──────── TEXTE FOURNI ────────

DESTINATION FINALE : LA CLASSE
« Jamais je n’aurais imaginé – et encore moins à cette âge – que mon avenir serait l’enseignement. L’alphabétisation m’avait attiré, comme elle avait attiré de nombreux jeunes qui furent sensibles à ce moment historique, mais à l’époque je n’ai pas considéré le fait d’enseigner comme une prémonition de ce que serait mon avenir », me confie mon ancien professeur.
Les années qui suivirent la décennie des 60 ont laissé des traces impérissables dans la vie professionnelle d’Antolin Barcena Luis : il participa en tant que traducteur au 1er Congrès du Parti communiste cubain, à la constitution de l’Assemblée nationale et travailla au ministère de l’Enseignement supérieur.
Pendant plusieurs années, il a eu la charge des facultés de préparation où étaient formés les étudiants qui partaient pour l’Union soviétique, et il fut professeur à la Faculté de langues étrangères de l’Université de La Havane.
Il est également coauteur de la série didactique Soyus pour les facultés préparatoires.
Par ailleurs, il a écrit un livre de mémoires : Volver à la beca (o a mi Gorgy). « Il s’agit du vécu d’un jeune adolescent débarqué dans la Sierra Maestra à 14 ans, à qui la vie a offert de poursuivre ses études, dans la capitale du pays, qui a eu la chance de démarrer une spécialité complètement novatrice – à Cuba, on avait toujours formé des médecins, des ingénieurs, des avocats, mais des spécialistes de russe… c’était la première fois sur ce continent – et qui eut la chance de connaître les premiers professeurs de russe venus à Cuba.

────────

◆ VOTRE OBJECTIF: Pouvez-vous écrire la suite du portrait d'Antolin Barcena Luis, ancien professeur de russe à Cuba, en reprenant après sa dernière phrase ?

──────── ENTRÉES DE DONNÉES ────────

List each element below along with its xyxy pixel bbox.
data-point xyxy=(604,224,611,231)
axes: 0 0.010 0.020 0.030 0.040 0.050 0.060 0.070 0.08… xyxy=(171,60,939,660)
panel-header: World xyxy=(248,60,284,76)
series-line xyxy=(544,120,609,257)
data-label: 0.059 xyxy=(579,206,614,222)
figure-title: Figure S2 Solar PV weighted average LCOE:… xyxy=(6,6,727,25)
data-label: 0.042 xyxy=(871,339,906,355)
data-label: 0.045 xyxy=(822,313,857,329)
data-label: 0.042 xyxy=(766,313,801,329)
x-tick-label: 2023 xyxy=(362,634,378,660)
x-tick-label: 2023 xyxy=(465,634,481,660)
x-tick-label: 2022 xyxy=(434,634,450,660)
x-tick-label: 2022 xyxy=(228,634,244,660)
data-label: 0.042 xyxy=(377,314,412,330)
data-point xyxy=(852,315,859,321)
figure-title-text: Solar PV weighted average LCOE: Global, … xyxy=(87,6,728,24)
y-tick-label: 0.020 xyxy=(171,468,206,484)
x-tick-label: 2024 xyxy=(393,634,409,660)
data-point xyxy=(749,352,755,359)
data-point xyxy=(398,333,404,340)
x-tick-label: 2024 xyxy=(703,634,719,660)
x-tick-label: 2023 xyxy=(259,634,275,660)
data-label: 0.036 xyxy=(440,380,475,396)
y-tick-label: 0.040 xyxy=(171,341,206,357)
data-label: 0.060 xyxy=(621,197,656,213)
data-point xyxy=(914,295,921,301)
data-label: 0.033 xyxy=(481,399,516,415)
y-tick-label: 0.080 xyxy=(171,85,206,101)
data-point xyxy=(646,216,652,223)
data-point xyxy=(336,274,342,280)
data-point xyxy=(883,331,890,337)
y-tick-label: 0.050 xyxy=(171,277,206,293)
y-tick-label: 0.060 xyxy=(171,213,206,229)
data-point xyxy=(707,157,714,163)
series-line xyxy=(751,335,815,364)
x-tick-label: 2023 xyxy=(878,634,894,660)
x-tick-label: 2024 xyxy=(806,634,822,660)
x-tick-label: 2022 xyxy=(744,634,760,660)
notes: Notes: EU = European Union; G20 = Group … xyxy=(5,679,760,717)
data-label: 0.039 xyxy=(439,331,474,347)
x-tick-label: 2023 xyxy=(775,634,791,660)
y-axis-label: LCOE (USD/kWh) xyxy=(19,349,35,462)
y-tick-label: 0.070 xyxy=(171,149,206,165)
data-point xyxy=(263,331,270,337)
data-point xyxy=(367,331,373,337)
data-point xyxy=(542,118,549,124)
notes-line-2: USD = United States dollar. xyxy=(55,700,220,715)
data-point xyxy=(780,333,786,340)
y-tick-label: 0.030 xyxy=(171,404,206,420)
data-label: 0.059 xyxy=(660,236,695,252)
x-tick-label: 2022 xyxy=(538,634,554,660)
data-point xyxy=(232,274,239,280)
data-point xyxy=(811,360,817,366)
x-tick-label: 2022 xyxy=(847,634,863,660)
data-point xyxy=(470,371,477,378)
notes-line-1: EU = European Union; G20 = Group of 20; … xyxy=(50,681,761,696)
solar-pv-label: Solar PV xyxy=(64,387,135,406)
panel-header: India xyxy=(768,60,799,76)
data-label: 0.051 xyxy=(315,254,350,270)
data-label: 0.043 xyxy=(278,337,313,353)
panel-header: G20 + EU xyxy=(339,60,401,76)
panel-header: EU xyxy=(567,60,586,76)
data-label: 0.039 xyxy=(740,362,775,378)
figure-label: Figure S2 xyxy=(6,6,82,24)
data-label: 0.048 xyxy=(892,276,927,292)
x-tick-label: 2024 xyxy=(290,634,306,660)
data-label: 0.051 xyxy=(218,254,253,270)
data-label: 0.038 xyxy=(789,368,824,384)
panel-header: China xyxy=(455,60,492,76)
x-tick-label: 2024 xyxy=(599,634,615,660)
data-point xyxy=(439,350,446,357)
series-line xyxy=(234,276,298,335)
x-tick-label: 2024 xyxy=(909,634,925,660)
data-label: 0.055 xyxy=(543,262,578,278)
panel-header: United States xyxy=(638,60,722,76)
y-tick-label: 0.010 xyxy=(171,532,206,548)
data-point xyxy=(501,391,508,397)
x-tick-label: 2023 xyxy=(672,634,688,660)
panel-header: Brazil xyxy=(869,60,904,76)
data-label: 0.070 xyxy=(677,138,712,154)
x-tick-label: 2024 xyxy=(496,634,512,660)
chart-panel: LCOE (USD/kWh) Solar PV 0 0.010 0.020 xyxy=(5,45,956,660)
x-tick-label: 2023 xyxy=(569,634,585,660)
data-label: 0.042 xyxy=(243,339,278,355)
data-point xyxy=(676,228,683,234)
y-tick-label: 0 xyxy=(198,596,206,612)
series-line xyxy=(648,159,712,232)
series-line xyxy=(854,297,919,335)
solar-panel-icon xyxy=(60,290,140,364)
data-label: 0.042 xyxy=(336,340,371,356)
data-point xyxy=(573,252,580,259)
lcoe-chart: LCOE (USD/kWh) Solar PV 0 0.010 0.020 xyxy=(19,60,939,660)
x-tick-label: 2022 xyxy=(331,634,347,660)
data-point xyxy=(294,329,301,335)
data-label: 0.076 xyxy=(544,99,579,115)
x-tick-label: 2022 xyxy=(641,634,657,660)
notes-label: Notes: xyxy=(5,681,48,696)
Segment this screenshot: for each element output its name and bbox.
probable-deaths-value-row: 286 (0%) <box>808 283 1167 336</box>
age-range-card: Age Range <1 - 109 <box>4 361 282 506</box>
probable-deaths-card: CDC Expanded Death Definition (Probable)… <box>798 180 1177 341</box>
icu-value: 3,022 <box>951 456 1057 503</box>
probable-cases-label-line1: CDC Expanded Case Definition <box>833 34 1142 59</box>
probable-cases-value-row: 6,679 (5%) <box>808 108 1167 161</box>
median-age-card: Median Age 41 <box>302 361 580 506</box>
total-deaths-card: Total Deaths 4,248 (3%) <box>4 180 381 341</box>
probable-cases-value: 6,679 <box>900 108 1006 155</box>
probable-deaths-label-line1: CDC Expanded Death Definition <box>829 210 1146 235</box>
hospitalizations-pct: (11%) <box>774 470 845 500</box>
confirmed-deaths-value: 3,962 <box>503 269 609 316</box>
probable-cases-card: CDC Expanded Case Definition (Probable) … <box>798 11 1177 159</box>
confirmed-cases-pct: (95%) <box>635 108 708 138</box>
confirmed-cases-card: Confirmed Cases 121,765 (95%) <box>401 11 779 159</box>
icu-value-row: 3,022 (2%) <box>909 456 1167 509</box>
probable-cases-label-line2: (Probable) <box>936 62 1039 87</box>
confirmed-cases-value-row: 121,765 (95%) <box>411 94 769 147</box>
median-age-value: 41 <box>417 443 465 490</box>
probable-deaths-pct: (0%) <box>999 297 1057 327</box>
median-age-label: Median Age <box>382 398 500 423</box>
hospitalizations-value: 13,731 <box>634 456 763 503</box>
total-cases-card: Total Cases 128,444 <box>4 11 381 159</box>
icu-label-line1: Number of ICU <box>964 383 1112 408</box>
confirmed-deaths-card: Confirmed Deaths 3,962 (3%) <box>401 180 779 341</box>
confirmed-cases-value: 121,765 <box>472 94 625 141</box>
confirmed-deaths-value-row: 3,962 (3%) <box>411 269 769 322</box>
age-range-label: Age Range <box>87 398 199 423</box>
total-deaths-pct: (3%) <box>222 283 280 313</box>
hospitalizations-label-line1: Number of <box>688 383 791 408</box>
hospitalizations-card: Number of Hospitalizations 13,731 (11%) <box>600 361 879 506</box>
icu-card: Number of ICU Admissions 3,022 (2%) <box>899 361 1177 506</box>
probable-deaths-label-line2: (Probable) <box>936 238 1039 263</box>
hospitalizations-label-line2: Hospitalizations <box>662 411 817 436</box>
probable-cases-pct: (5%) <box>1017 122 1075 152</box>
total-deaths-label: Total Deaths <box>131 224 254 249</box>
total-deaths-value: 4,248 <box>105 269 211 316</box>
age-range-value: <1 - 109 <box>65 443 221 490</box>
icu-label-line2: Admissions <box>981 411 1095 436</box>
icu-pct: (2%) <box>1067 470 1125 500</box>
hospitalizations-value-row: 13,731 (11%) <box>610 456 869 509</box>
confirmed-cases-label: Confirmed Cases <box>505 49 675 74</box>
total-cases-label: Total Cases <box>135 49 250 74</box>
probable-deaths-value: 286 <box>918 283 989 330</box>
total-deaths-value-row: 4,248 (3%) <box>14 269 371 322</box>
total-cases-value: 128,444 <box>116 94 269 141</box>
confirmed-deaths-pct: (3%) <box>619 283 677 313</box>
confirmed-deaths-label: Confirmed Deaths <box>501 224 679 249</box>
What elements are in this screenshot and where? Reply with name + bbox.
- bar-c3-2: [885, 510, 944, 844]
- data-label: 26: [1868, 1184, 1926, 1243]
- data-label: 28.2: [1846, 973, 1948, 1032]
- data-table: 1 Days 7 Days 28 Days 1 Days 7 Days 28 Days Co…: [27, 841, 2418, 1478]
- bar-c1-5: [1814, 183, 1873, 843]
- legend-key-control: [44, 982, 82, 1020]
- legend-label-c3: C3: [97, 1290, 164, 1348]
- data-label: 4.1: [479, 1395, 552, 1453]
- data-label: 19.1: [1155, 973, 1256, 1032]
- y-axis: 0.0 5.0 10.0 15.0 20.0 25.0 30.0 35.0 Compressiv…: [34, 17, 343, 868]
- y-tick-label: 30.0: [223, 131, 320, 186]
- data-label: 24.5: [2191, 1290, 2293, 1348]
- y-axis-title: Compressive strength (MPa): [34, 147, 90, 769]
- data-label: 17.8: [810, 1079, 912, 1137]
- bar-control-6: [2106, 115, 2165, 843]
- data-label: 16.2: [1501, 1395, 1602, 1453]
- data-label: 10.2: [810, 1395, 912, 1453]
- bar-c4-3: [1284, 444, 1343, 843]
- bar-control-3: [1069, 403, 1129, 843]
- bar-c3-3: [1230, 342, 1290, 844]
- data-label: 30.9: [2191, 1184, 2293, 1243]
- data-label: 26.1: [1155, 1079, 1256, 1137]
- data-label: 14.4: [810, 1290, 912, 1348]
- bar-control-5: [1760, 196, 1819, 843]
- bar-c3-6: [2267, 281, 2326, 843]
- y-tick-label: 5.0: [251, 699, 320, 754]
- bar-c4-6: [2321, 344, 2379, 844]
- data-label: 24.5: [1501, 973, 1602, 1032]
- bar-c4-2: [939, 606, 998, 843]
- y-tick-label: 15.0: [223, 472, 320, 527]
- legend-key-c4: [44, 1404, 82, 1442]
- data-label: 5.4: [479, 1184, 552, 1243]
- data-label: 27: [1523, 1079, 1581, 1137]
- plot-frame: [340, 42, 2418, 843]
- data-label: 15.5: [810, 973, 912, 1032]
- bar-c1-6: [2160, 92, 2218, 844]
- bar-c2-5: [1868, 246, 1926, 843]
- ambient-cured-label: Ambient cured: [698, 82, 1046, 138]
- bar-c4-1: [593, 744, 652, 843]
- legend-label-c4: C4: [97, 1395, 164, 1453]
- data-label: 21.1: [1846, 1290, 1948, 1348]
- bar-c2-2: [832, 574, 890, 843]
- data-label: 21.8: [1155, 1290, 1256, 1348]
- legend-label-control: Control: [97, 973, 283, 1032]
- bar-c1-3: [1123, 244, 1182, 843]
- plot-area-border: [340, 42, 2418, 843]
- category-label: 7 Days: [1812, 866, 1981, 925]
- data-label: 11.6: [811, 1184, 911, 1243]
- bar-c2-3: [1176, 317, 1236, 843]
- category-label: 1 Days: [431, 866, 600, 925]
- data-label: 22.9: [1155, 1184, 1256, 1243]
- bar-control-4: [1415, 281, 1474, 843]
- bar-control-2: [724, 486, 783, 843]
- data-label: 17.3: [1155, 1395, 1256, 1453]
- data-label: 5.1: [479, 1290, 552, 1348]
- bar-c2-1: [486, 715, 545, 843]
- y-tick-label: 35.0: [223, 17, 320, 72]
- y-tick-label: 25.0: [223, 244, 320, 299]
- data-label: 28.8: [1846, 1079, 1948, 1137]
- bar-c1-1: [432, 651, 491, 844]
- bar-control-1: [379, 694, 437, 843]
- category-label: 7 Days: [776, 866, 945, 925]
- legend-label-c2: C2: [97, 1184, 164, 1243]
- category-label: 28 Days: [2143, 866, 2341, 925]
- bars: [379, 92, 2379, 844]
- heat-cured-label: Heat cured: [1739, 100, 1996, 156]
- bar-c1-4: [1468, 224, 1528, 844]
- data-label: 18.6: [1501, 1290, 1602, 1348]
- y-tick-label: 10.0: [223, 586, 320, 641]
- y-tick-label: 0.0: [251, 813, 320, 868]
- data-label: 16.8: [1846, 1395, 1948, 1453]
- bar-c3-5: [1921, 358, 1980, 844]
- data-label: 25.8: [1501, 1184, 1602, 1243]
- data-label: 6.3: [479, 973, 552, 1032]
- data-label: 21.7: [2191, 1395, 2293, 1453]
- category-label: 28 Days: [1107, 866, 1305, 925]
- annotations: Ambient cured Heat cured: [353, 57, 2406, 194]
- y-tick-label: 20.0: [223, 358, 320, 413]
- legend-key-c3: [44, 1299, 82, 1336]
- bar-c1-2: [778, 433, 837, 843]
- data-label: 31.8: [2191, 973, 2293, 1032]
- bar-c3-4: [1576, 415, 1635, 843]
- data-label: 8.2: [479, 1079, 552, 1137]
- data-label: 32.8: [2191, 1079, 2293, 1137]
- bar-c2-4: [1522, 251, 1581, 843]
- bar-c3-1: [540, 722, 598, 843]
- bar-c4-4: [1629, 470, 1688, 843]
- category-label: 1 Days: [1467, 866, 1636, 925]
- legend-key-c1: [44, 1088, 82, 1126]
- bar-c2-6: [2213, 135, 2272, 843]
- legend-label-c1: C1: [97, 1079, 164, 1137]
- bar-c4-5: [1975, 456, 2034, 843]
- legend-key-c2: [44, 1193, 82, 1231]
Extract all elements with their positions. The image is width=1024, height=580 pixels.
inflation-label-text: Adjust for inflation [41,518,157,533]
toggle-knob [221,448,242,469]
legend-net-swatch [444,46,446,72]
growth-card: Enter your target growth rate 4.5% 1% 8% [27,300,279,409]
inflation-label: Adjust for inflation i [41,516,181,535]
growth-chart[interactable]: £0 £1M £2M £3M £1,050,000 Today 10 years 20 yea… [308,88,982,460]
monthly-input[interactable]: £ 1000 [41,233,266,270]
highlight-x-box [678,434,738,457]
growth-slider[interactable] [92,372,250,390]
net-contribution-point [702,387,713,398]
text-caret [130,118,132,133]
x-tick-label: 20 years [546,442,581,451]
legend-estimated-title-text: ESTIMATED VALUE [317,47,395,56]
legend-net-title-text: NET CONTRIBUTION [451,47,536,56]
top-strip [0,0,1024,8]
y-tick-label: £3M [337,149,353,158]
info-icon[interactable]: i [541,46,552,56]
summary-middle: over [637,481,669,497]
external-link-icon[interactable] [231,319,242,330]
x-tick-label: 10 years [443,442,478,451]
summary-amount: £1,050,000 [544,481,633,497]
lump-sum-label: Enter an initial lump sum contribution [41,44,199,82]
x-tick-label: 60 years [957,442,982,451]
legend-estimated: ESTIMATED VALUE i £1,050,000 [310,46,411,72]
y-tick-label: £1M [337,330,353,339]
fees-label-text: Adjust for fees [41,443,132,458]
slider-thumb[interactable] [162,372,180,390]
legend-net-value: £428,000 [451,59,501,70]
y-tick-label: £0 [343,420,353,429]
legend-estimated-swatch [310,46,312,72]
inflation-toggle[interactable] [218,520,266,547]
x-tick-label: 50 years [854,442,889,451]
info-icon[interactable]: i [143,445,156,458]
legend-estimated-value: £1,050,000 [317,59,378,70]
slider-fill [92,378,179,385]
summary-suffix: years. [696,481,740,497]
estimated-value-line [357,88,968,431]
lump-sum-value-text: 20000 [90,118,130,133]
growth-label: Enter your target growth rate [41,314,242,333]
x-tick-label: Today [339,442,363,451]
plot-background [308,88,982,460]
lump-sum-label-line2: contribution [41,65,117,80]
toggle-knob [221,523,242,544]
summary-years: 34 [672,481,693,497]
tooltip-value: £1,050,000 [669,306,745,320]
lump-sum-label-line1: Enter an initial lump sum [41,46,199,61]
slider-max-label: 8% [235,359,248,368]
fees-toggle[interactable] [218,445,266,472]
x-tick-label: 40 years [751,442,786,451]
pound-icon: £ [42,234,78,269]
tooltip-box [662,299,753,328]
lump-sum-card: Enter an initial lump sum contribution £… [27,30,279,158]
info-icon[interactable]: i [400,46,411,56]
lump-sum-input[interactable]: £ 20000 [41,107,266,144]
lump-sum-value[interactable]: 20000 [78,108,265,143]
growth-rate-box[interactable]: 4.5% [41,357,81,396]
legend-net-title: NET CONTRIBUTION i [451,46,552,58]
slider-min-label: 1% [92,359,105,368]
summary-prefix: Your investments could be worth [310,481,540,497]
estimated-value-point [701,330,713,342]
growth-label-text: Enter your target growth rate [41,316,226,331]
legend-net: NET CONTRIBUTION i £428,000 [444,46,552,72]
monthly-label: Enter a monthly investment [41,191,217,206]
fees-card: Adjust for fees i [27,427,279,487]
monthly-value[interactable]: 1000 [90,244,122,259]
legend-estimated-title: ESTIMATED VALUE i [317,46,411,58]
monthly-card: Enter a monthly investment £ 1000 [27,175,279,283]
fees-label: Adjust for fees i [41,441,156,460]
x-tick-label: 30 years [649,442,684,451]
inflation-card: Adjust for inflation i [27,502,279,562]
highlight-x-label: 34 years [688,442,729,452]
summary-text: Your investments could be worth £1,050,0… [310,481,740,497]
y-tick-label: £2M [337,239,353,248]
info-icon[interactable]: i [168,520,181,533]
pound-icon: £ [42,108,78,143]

────────

◆ LA RÉPONSE:
« Si l’on me demandait : Quelles convictions politiques m’ont poussé à partir dans la Sierra ? Je répondrais simplement : le triomphe de la Révolution. Il y avait des paysans qui ne savaient pas lire et il fallait le leur apprendre. La société tout entière s’est consacrée à cette tâche. Les circonstances étaient différentes. Les difficultés matérielles étaient nombreuses mais il y avait ce sens moral. Ce furent les circonstances de ma génération.
« Dans ma vie, il y a certaines choses que je n’aurais pas faites telles que j’ai faites, mais cette décision de partir dans la Sierra et d’y rester jusqu’au 18 décembre 1961, je ne l’ai jamais regretté. »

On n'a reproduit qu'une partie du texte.